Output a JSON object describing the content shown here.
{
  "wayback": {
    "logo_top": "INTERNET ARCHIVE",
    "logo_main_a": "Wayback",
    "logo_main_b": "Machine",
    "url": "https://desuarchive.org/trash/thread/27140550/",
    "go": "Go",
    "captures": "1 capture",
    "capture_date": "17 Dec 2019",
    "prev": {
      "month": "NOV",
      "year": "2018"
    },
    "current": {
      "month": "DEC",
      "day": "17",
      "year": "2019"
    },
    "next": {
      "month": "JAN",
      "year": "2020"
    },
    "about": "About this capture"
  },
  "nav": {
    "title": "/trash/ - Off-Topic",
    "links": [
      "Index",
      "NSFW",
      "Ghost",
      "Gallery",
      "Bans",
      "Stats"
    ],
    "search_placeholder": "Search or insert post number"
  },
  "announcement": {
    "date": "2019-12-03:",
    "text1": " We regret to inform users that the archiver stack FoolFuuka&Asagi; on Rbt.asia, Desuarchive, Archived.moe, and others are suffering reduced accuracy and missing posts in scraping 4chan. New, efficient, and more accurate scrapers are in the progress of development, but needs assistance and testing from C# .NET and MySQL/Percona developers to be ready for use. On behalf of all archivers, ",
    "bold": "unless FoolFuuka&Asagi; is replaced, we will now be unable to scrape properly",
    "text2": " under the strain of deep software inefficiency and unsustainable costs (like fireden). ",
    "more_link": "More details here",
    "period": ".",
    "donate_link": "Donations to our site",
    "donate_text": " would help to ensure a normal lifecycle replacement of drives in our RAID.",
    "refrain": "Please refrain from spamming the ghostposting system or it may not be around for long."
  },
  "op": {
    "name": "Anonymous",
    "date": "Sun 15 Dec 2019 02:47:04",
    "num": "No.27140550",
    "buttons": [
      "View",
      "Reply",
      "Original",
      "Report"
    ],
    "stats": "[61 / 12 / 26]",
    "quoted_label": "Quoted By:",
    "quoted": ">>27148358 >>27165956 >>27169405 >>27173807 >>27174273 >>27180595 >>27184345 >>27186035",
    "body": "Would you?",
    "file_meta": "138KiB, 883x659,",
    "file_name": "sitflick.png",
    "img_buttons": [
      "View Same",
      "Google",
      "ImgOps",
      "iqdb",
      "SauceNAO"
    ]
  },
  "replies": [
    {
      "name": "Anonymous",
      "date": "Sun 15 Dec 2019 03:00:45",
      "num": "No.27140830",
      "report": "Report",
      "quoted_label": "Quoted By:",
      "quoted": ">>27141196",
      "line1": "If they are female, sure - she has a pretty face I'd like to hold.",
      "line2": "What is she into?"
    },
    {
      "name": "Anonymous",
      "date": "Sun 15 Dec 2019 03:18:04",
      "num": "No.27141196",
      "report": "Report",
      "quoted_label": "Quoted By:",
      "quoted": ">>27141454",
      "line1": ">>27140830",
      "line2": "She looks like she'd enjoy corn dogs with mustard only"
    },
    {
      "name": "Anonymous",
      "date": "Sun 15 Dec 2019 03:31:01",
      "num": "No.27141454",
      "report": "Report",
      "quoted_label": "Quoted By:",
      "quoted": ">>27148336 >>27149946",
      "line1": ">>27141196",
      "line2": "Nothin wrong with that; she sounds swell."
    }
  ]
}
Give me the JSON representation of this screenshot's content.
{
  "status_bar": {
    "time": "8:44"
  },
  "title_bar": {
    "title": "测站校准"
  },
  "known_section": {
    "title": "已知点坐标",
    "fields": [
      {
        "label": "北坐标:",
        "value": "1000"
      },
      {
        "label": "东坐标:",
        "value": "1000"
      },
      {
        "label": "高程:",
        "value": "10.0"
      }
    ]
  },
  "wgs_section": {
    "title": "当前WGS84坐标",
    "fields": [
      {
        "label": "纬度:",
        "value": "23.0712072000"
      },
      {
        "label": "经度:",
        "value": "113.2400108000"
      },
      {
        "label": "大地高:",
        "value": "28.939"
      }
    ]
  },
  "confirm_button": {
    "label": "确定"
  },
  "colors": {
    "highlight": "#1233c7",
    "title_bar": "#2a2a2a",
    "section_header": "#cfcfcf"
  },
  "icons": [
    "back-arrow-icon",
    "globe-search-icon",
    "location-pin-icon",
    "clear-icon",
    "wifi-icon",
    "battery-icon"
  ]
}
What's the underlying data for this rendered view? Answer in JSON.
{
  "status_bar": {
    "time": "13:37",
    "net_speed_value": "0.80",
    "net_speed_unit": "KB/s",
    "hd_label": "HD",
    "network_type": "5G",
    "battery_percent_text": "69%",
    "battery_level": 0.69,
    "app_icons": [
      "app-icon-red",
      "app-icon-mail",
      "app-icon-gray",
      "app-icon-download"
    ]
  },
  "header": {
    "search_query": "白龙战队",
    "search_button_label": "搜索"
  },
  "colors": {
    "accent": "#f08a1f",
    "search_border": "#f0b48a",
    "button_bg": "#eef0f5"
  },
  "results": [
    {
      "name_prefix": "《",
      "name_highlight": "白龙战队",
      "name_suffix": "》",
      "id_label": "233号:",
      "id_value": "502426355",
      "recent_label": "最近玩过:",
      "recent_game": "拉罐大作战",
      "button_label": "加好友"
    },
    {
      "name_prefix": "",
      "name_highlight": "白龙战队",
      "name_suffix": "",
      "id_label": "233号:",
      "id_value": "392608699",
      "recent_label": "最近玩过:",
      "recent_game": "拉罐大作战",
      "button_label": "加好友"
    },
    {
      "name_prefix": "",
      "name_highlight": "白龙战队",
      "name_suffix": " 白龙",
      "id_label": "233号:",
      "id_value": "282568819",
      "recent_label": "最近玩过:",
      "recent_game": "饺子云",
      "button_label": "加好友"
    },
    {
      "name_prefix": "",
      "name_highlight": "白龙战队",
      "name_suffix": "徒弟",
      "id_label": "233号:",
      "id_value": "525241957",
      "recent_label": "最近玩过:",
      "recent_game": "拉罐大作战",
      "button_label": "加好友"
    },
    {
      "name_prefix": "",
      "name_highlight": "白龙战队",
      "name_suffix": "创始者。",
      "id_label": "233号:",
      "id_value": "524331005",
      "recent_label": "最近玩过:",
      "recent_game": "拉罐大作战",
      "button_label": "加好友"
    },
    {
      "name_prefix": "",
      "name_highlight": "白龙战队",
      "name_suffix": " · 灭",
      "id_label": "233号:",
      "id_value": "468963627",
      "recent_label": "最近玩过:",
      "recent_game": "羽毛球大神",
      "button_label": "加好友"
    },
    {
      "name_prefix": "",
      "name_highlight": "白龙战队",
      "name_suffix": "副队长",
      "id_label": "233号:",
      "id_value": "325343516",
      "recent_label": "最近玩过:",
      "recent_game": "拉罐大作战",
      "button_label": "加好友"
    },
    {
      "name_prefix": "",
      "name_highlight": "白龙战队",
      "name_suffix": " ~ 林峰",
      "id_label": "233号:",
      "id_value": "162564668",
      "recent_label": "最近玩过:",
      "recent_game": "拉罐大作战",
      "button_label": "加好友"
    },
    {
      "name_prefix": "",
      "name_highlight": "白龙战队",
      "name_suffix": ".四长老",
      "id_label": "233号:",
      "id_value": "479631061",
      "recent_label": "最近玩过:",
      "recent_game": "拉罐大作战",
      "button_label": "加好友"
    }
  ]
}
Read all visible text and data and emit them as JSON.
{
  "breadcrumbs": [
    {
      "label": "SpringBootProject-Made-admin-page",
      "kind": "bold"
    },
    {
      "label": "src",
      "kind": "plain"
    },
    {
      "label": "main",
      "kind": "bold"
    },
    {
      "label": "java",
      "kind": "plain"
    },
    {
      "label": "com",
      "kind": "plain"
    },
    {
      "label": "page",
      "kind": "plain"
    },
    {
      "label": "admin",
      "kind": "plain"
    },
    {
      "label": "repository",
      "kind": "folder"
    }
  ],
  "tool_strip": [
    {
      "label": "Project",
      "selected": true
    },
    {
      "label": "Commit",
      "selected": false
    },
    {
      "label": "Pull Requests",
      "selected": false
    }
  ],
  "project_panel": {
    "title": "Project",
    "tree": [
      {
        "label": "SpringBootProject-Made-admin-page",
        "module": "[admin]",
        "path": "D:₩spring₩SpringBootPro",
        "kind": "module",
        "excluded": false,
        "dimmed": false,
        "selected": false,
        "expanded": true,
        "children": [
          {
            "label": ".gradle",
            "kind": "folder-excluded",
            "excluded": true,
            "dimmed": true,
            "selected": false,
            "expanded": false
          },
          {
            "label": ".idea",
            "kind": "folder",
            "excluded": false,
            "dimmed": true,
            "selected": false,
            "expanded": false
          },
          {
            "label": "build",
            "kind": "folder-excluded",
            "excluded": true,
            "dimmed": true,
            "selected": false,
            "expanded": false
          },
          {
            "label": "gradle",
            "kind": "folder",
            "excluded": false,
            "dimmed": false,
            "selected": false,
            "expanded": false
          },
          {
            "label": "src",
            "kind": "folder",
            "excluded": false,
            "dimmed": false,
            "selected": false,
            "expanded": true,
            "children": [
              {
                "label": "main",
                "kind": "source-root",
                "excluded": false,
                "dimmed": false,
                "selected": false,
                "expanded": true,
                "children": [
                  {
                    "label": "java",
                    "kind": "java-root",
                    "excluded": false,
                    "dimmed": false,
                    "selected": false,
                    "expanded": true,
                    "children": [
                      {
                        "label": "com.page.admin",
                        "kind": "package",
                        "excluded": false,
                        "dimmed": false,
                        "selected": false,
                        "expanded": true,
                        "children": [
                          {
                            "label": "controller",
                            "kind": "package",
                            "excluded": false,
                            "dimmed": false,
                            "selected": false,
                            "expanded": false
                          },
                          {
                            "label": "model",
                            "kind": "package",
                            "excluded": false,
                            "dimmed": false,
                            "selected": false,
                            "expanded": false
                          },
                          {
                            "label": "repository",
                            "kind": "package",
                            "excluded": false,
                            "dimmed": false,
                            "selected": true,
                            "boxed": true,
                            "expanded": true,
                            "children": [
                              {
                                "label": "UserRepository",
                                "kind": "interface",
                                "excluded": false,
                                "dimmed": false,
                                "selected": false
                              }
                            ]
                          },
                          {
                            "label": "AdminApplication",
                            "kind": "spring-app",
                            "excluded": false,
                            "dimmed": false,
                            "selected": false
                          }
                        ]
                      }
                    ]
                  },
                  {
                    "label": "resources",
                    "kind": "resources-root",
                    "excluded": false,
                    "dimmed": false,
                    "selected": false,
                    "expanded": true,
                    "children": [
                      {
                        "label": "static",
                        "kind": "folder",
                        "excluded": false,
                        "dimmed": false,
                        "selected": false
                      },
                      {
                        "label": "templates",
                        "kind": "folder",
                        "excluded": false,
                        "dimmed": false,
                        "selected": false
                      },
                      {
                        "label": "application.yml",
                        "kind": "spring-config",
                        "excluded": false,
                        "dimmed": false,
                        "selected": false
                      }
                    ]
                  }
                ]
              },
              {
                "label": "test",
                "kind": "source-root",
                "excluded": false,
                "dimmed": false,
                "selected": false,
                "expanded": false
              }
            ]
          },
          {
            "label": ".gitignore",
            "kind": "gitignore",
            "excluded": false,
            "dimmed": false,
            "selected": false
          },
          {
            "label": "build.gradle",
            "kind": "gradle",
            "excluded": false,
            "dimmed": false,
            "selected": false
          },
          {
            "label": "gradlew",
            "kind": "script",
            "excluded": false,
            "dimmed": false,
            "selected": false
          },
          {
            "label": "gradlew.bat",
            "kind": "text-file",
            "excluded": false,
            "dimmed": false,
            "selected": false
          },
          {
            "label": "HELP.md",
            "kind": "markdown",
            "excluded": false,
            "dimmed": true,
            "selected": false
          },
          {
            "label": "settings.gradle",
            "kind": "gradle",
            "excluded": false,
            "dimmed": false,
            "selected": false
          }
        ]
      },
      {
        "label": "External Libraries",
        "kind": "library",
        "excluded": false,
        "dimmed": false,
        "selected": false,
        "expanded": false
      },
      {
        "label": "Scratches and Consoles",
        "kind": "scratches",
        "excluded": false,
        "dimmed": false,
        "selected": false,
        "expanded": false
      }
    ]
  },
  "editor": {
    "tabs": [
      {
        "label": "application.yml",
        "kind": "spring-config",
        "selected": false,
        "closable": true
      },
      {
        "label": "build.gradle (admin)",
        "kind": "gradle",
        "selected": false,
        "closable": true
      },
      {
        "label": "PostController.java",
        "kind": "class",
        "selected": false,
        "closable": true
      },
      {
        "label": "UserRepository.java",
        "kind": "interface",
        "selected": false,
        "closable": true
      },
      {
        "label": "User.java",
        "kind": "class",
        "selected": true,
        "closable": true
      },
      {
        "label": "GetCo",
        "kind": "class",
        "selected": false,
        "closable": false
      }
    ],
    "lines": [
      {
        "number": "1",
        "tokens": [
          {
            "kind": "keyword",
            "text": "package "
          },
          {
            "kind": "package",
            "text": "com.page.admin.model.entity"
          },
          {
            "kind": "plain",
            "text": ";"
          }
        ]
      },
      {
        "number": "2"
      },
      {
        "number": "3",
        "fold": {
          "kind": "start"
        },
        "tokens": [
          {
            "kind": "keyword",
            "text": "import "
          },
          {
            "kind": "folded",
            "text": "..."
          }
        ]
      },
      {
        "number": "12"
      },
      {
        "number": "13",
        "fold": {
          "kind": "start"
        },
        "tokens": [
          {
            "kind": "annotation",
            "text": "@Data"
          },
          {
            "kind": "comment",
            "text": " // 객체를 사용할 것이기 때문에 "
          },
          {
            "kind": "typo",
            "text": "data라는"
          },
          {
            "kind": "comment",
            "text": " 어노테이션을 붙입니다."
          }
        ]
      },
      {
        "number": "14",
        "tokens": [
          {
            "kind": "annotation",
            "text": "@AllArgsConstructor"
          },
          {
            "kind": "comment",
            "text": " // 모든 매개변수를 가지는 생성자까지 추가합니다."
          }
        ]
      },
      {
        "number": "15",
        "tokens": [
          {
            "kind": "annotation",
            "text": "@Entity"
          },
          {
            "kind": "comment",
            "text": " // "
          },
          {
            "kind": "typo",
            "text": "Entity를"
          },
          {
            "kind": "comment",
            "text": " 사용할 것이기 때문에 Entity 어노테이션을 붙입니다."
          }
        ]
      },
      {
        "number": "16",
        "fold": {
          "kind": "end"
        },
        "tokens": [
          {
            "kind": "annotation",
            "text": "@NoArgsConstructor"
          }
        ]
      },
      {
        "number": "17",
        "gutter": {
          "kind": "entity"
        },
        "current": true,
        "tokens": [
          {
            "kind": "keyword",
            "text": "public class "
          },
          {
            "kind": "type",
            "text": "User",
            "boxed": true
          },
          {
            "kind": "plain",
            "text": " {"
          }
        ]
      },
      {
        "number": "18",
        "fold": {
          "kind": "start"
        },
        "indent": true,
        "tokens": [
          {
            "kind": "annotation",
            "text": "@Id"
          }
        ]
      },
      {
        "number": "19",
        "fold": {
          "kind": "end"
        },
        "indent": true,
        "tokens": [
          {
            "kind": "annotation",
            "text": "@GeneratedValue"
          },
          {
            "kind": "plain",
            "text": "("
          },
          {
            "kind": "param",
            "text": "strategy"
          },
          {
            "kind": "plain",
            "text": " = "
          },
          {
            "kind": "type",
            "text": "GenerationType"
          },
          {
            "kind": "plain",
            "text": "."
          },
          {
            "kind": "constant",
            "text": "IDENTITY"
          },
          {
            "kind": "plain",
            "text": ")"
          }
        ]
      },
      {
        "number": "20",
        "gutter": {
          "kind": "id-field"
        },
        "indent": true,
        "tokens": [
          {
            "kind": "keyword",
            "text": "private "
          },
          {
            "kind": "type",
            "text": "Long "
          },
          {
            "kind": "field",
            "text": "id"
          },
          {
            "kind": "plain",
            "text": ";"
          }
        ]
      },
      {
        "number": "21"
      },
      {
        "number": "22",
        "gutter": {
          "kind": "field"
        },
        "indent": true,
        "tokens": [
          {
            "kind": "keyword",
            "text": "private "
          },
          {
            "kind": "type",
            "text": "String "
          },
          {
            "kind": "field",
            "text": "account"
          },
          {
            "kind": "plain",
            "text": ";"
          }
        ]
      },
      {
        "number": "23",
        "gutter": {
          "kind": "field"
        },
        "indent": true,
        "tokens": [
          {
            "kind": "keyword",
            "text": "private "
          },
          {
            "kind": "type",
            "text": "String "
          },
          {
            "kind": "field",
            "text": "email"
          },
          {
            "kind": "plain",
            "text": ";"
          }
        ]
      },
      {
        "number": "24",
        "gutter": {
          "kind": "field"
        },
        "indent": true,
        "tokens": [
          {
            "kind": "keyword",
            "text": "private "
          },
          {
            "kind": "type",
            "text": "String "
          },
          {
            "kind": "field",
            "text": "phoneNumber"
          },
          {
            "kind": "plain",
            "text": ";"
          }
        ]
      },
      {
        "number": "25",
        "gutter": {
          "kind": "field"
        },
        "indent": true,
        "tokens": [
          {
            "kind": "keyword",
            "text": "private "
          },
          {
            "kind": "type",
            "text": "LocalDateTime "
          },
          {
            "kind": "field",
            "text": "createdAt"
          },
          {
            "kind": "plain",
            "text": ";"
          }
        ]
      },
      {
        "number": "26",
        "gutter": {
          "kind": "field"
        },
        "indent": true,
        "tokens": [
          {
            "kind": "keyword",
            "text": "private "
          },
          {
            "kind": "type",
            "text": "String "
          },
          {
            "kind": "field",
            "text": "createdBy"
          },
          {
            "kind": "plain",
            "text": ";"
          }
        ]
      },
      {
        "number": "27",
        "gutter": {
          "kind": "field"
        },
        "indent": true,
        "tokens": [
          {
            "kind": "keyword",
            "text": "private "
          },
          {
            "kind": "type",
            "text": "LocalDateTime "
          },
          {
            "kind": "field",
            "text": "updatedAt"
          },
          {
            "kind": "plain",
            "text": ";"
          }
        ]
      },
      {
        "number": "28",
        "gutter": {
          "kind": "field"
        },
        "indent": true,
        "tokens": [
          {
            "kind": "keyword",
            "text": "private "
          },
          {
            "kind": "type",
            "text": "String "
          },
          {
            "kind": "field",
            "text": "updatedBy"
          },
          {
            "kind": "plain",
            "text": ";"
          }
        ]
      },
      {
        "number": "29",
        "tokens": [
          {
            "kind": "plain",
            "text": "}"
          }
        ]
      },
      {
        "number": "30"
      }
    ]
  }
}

- [Exercise]:
Extract every line containing the string "page" from the material.

- [The response]:
      "label": "SpringBootProject-Made-admin-page",
      "label": "page",
        "label": "SpringBootProject-Made-admin-page",
                        "label": "com.page.admin",
            "text": "com.page.admin.model.entity"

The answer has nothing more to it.